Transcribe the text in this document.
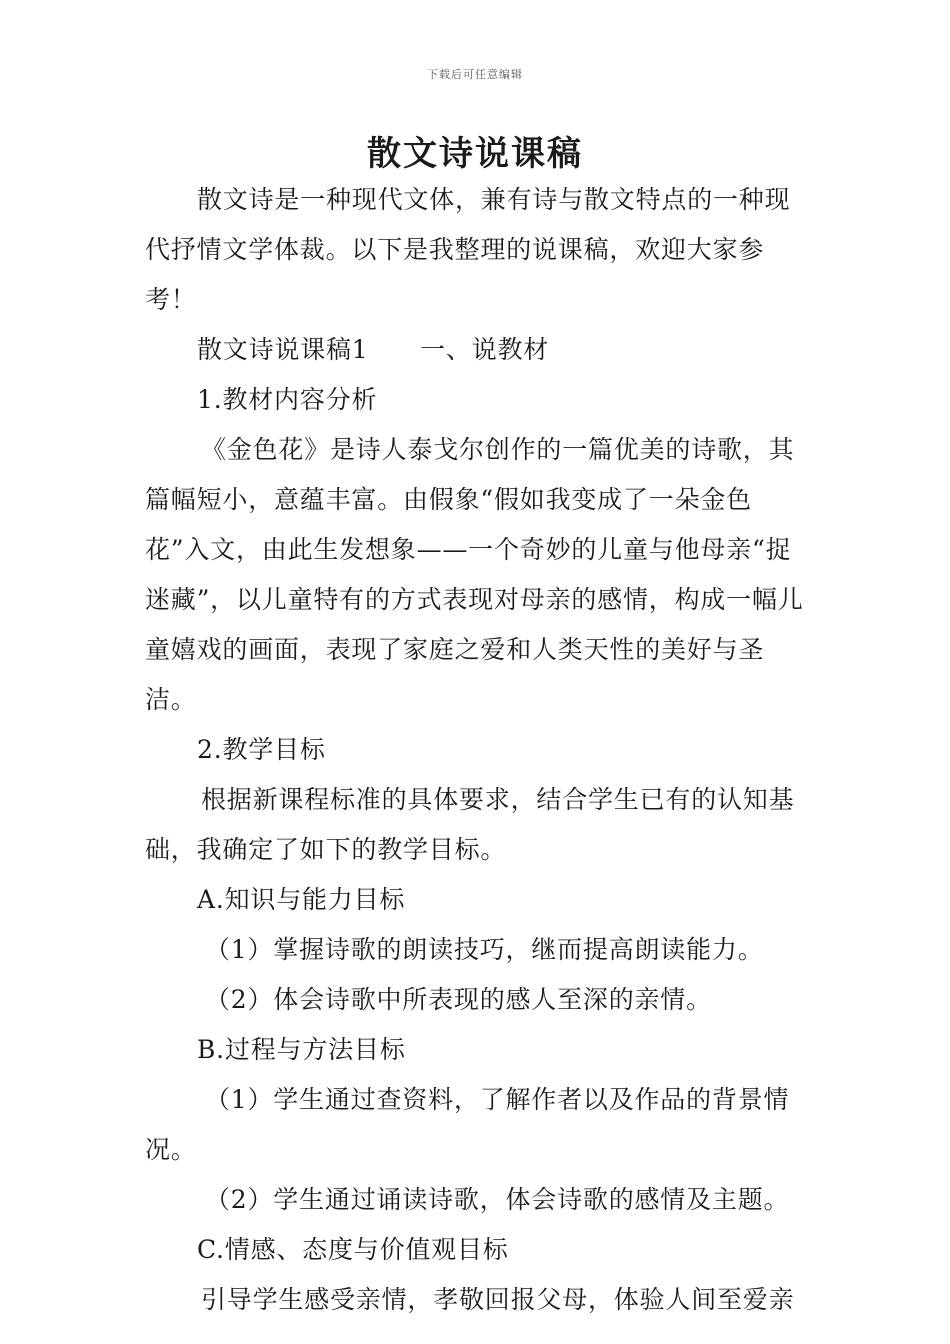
下载后可任意编辑
散文诗说课稿

散文诗是一种现代文体，兼有诗与散文特点的一种现代抒情文学体裁。以下是我整理的说课稿，欢迎大家参考！

散文诗说课稿1　　一、说教材

1.教材内容分析

《金色花》是诗人泰戈尔创作的一篇优美的诗歌，其篇幅短小，意蕴丰富。由假象“假如我变成了一朵金色花”入文，由此生发想象——一个奇妙的儿童与他母亲“捉迷藏”，以儿童特有的方式表现对母亲的感情，构成一幅儿童嬉戏的画面，表现了家庭之爱和人类天性的美好与圣洁。

2.教学目标

根据新课程标准的具体要求，结合学生已有的认知基础，我确定了如下的教学目标。

A.知识与能力目标

（1）掌握诗歌的朗读技巧，继而提高朗读能力。

（2）体会诗歌中所表现的感人至深的亲情。

B.过程与方法目标

（1）学生通过查资料，了解作者以及作品的背景情况。

（2）学生通过诵读诗歌，体会诗歌的感情及主题。

C.情感、态度与价值观目标

引导学生感受亲情，孝敬回报父母，体验人间至爱亲
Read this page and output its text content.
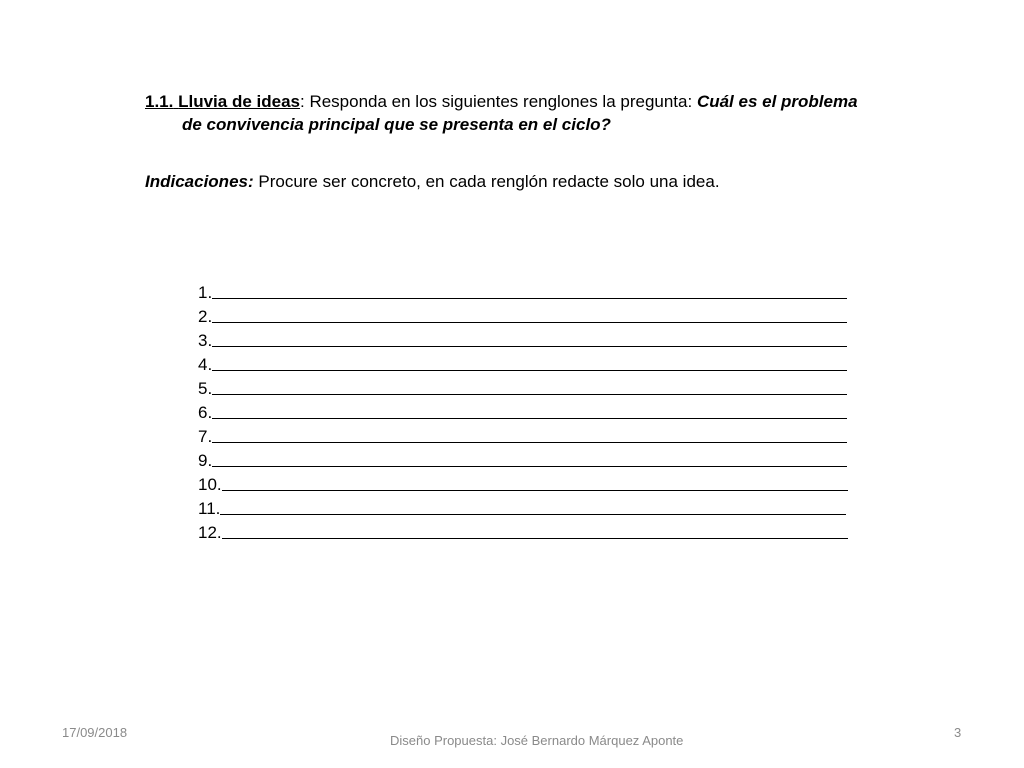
1.1. Lluvia de ideas: Responda en los siguientes renglones la pregunta: Cuál es el problema
de convivencia principal que se presenta en el ciclo?
Indicaciones: Procure ser concreto, en cada renglón redacte solo una idea.
1.
2.
3.
4.
5.
6.
7.
9.
10.
11.
12.
17/09/2018
Diseño Propuesta: José Bernardo Márquez Aponte
3
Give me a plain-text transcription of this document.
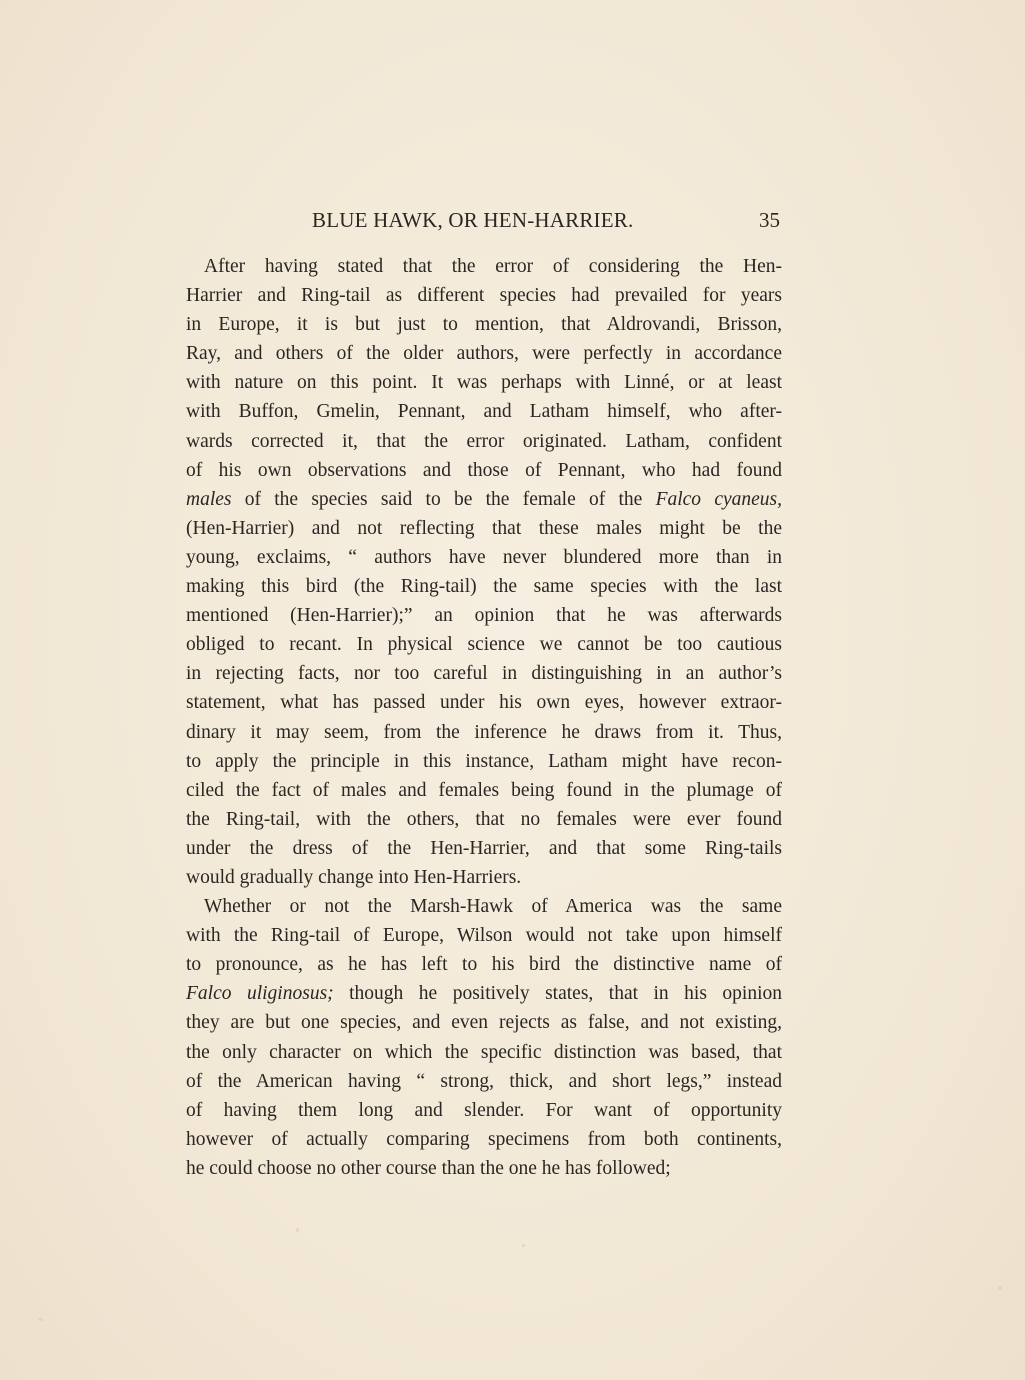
BLUE HAWK, OR HEN-HARRIER.	35
After having stated that the error of considering the Hen-
Harrier and Ring-tail as different species had prevailed for years
in Europe, it is but just to mention, that Aldrovandi, Brisson,
Ray, and others of the older authors, were perfectly in accordance
with nature on this point. It was perhaps with Linné, or at least
with Buffon, Gmelin, Pennant, and Latham himself, who after-
wards corrected it, that the error originated. Latham, confident
of his own observations and those of Pennant, who had found
males of the species said to be the female of the Falco cyaneus,
(Hen-Harrier) and not reflecting that these males might be the
young, exclaims, “ authors have never blundered more than in
making this bird (the Ring-tail) the same species with the last
mentioned (Hen-Harrier);” an opinion that he was afterwards
obliged to recant. In physical science we cannot be too cautious
in rejecting facts, nor too careful in distinguishing in an author’s
statement, what has passed under his own eyes, however extraor-
dinary it may seem, from the inference he draws from it. Thus,
to apply the principle in this instance, Latham might have recon-
ciled the fact of males and females being found in the plumage of
the Ring-tail, with the others, that no females were ever found
under the dress of the Hen-Harrier, and that some Ring-tails
would gradually change into Hen-Harriers.
Whether or not the Marsh-Hawk of America was the same
with the Ring-tail of Europe, Wilson would not take upon himself
to pronounce, as he has left to his bird the distinctive name of
Falco uliginosus; though he positively states, that in his opinion
they are but one species, and even rejects as false, and not existing,
the only character on which the specific distinction was based, that
of the American having “ strong, thick, and short legs,” instead
of having them long and slender. For want of opportunity
however of actually comparing specimens from both continents,
he could choose no other course than the one he has followed;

═══

- Your instructions
Retype the whole listing, keeping every line identical and omitting all pictures.

- Complete output
Transcribe the text in this document.
下载后可任意编辑
散文诗说课稿

散文诗是一种现代文体，兼有诗与散文特点的一种现代抒情文学体裁。以下是我整理的说课稿，欢迎大家参考！

散文诗说课稿1　　一、说教材

1.教材内容分析

《金色花》是诗人泰戈尔创作的一篇优美的诗歌，其篇幅短小，意蕴丰富。由假象“假如我变成了一朵金色花”入文，由此生发想象——一个奇妙的儿童与他母亲“捉迷藏”，以儿童特有的方式表现对母亲的感情，构成一幅儿童嬉戏的画面，表现了家庭之爱和人类天性的美好与圣洁。

2.教学目标

根据新课程标准的具体要求，结合学生已有的认知基础，我确定了如下的教学目标。

A.知识与能力目标

（1）掌握诗歌的朗读技巧，继而提高朗读能力。

（2）体会诗歌中所表现的感人至深的亲情。

B.过程与方法目标

（1）学生通过查资料，了解作者以及作品的背景情况。

（2）学生通过诵读诗歌，体会诗歌的感情及主题。

C.情感、态度与价值观目标

引导学生感受亲情，孝敬回报父母，体验人间至爱亲
Read this page and output its text content.
1.1. Lluvia de ideas: Responda en los siguientes renglones la pregunta: Cuál es el problema
de convivencia principal que se presenta en el ciclo?
Indicaciones: Procure ser concreto, en cada renglón redacte solo una idea.
1.
2.
3.
4.
5.
6.
7.
9.
10.
11.
12.
17/09/2018
Diseño Propuesta: José Bernardo Márquez Aponte
3
Give me a plain-text transcription of this document.
BLUE HAWK, OR HEN-HARRIER.	35
After having stated that the error of considering the Hen-
Harrier and Ring-tail as different species had prevailed for years
in Europe, it is but just to mention, that Aldrovandi, Brisson,
Ray, and others of the older authors, were perfectly in accordance
with nature on this point. It was perhaps with Linné, or at least
with Buffon, Gmelin, Pennant, and Latham himself, who after-
wards corrected it, that the error originated. Latham, confident
of his own observations and those of Pennant, who had found
males of the species said to be the female of the Falco cyaneus,
(Hen-Harrier) and not reflecting that these males might be the
young, exclaims, “ authors have never blundered more than in
making this bird (the Ring-tail) the same species with the last
mentioned (Hen-Harrier);” an opinion that he was afterwards
obliged to recant. In physical science we cannot be too cautious
in rejecting facts, nor too careful in distinguishing in an author’s
statement, what has passed under his own eyes, however extraor-
dinary it may seem, from the inference he draws from it. Thus,
to apply the principle in this instance, Latham might have recon-
ciled the fact of males and females being found in the plumage of
the Ring-tail, with the others, that no females were ever found
under the dress of the Hen-Harrier, and that some Ring-tails
would gradually change into Hen-Harriers.
Whether or not the Marsh-Hawk of America was the same
with the Ring-tail of Europe, Wilson would not take upon himself
to pronounce, as he has left to his bird the distinctive name of
Falco uliginosus; though he positively states, that in his opinion
they are but one species, and even rejects as false, and not existing,
the only character on which the specific distinction was based, that
of the American having “ strong, thick, and short legs,” instead
of having them long and slender. For want of opportunity
however of actually comparing specimens from both continents,
he could choose no other course than the one he has followed;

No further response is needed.